*Task details*. Return the records exactly as they are.

*Record list*.
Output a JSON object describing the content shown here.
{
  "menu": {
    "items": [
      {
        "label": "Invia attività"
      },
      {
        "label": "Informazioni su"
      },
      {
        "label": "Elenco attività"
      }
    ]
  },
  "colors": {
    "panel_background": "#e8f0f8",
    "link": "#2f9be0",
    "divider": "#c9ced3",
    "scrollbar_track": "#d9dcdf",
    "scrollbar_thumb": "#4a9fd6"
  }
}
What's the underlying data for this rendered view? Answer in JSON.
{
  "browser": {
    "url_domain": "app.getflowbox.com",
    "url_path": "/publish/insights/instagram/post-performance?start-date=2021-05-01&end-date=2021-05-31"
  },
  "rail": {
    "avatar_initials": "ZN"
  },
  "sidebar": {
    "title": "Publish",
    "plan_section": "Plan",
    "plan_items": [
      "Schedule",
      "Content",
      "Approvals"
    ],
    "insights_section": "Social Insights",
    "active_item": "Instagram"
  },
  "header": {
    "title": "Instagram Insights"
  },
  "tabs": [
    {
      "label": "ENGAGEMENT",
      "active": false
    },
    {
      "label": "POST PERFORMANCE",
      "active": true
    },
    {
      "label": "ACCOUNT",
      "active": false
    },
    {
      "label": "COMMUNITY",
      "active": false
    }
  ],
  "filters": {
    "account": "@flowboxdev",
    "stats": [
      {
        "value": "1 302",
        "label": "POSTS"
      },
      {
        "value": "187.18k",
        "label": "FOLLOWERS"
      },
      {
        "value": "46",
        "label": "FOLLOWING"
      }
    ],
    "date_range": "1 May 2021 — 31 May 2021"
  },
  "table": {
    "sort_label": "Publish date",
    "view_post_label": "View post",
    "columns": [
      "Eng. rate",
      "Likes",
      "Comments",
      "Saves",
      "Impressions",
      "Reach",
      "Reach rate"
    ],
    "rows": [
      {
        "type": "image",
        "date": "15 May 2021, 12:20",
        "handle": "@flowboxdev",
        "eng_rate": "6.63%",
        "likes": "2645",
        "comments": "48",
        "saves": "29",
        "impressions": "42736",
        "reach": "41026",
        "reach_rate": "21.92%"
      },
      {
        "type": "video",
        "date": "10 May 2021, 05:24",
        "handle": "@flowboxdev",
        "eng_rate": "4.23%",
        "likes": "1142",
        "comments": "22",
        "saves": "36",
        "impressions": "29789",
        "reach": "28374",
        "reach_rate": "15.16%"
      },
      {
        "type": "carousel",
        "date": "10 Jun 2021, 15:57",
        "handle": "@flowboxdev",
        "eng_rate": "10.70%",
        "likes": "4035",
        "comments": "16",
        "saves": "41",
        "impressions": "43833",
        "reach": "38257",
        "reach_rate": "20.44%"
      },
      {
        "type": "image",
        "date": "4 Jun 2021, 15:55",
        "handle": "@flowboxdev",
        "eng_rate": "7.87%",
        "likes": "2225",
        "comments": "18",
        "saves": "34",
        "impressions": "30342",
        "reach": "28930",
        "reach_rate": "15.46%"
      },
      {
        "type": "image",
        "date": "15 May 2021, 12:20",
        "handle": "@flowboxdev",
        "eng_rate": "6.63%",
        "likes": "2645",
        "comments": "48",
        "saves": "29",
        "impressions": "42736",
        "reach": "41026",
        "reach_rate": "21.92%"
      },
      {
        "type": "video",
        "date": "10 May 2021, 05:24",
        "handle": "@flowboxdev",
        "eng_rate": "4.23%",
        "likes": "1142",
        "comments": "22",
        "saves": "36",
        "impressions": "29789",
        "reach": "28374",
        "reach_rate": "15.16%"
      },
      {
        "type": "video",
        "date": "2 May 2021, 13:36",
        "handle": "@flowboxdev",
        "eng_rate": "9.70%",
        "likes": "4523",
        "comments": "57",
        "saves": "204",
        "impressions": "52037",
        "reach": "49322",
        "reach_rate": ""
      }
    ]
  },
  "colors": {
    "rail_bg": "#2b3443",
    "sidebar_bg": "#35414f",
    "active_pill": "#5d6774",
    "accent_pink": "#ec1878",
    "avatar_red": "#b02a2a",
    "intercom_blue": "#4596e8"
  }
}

*Solved problem*.
Output a JSON object describing the content shown here.
{
  "menu": {
    "items": [
      {
        "label": "Invia attività"
      },
      {
        "label": "Informazioni su"
      },
      {
        "label": "Elenco attività"
      }
    ]
  },
  "colors": {
    "panel_background": "#e8f0f8",
    "link": "#2f9be0",
    "divider": "#c9ced3",
    "scrollbar_track": "#d9dcdf",
    "scrollbar_thumb": "#4a9fd6"
  }
}
What's the underlying data for this rendered view? Answer in JSON.
{
  "browser": {
    "url_domain": "app.getflowbox.com",
    "url_path": "/publish/insights/instagram/post-performance?start-date=2021-05-01&end-date=2021-05-31"
  },
  "rail": {
    "avatar_initials": "ZN"
  },
  "sidebar": {
    "title": "Publish",
    "plan_section": "Plan",
    "plan_items": [
      "Schedule",
      "Content",
      "Approvals"
    ],
    "insights_section": "Social Insights",
    "active_item": "Instagram"
  },
  "header": {
    "title": "Instagram Insights"
  },
  "tabs": [
    {
      "label": "ENGAGEMENT",
      "active": false
    },
    {
      "label": "POST PERFORMANCE",
      "active": true
    },
    {
      "label": "ACCOUNT",
      "active": false
    },
    {
      "label": "COMMUNITY",
      "active": false
    }
  ],
  "filters": {
    "account": "@flowboxdev",
    "stats": [
      {
        "value": "1 302",
        "label": "POSTS"
      },
      {
        "value": "187.18k",
        "label": "FOLLOWERS"
      },
      {
        "value": "46",
        "label": "FOLLOWING"
      }
    ],
    "date_range": "1 May 2021 — 31 May 2021"
  },
  "table": {
    "sort_label": "Publish date",
    "view_post_label": "View post",
    "columns": [
      "Eng. rate",
      "Likes",
      "Comments",
      "Saves",
      "Impressions",
      "Reach",
      "Reach rate"
    ],
    "rows": [
      {
        "type": "image",
        "date": "15 May 2021, 12:20",
        "handle": "@flowboxdev",
        "eng_rate": "6.63%",
        "likes": "2645",
        "comments": "48",
        "saves": "29",
        "impressions": "42736",
        "reach": "41026",
        "reach_rate": "21.92%"
      },
      {
        "type": "video",
        "date": "10 May 2021, 05:24",
        "handle": "@flowboxdev",
        "eng_rate": "4.23%",
        "likes": "1142",
        "comments": "22",
        "saves": "36",
        "impressions": "29789",
        "reach": "28374",
        "reach_rate": "15.16%"
      },
      {
        "type": "carousel",
        "date": "10 Jun 2021, 15:57",
        "handle": "@flowboxdev",
        "eng_rate": "10.70%",
        "likes": "4035",
        "comments": "16",
        "saves": "41",
        "impressions": "43833",
        "reach": "38257",
        "reach_rate": "20.44%"
      },
      {
        "type": "image",
        "date": "4 Jun 2021, 15:55",
        "handle": "@flowboxdev",
        "eng_rate": "7.87%",
        "likes": "2225",
        "comments": "18",
        "saves": "34",
        "impressions": "30342",
        "reach": "28930",
        "reach_rate": "15.46%"
      },
      {
        "type": "image",
        "date": "15 May 2021, 12:20",
        "handle": "@flowboxdev",
        "eng_rate": "6.63%",
        "likes": "2645",
        "comments": "48",
        "saves": "29",
        "impressions": "42736",
        "reach": "41026",
        "reach_rate": "21.92%"
      },
      {
        "type": "video",
        "date": "10 May 2021, 05:24",
        "handle": "@flowboxdev",
        "eng_rate": "4.23%",
        "likes": "1142",
        "comments": "22",
        "saves": "36",
        "impressions": "29789",
        "reach": "28374",
        "reach_rate": "15.16%"
      },
      {
        "type": "video",
        "date": "2 May 2021, 13:36",
        "handle": "@flowboxdev",
        "eng_rate": "9.70%",
        "likes": "4523",
        "comments": "57",
        "saves": "204",
        "impressions": "52037",
        "reach": "49322",
        "reach_rate": ""
      }
    ]
  },
  "colors": {
    "rail_bg": "#2b3443",
    "sidebar_bg": "#35414f",
    "active_pill": "#5d6774",
    "accent_pink": "#ec1878",
    "avatar_red": "#b02a2a",
    "intercom_blue": "#4596e8"
  }
}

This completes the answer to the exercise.